PROBLEM DESCRIPTION >>
Copy the records below exactly as they appear.

EXERCISE INPUT >>

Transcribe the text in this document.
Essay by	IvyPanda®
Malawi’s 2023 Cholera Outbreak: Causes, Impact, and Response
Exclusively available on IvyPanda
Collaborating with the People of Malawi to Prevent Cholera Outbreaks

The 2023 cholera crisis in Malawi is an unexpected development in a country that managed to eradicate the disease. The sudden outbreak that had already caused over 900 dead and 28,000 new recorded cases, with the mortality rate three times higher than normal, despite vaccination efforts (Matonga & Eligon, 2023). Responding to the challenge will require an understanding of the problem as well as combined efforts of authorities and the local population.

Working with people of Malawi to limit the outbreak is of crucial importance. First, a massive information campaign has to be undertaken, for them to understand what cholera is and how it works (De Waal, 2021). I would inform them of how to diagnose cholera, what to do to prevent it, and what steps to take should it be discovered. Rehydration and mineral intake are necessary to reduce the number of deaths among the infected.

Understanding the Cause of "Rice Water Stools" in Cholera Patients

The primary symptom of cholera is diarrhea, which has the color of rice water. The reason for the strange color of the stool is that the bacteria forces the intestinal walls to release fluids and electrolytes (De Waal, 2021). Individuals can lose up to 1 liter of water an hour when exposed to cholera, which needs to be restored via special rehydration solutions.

ANSWER FOR THIS EXERCISE >>
Transcribe the text in this document.
Essay by	IvyPanda®
Malawi’s 2023 Cholera Outbreak: Causes, Impact, and Response
Exclusively available on IvyPanda
Collaborating with the People of Malawi to Prevent Cholera Outbreaks

The 2023 cholera crisis in Malawi is an unexpected development in a country that managed to eradicate the disease. The sudden outbreak that had already caused over 900 dead and 28,000 new recorded cases, with the mortality rate three times higher than normal, despite vaccination efforts (Matonga & Eligon, 2023). Responding to the challenge will require an understanding of the problem as well as combined efforts of authorities and the local population.

Working with people of Malawi to limit the outbreak is of crucial importance. First, a massive information campaign has to be undertaken, for them to understand what cholera is and how it works (De Waal, 2021). I would inform them of how to diagnose cholera, what to do to prevent it, and what steps to take should it be discovered. Rehydration and mineral intake are necessary to reduce the number of deaths among the infected.

Understanding the Cause of "Rice Water Stools" in Cholera Patients

The primary symptom of cholera is diarrhea, which has the color of rice water. The reason for the strange color of the stool is that the bacteria forces the intestinal walls to release fluids and electrolytes (De Waal, 2021). Individuals can lose up to 1 liter of water an hour when exposed to cholera, which needs to be restored via special rehydration solutions.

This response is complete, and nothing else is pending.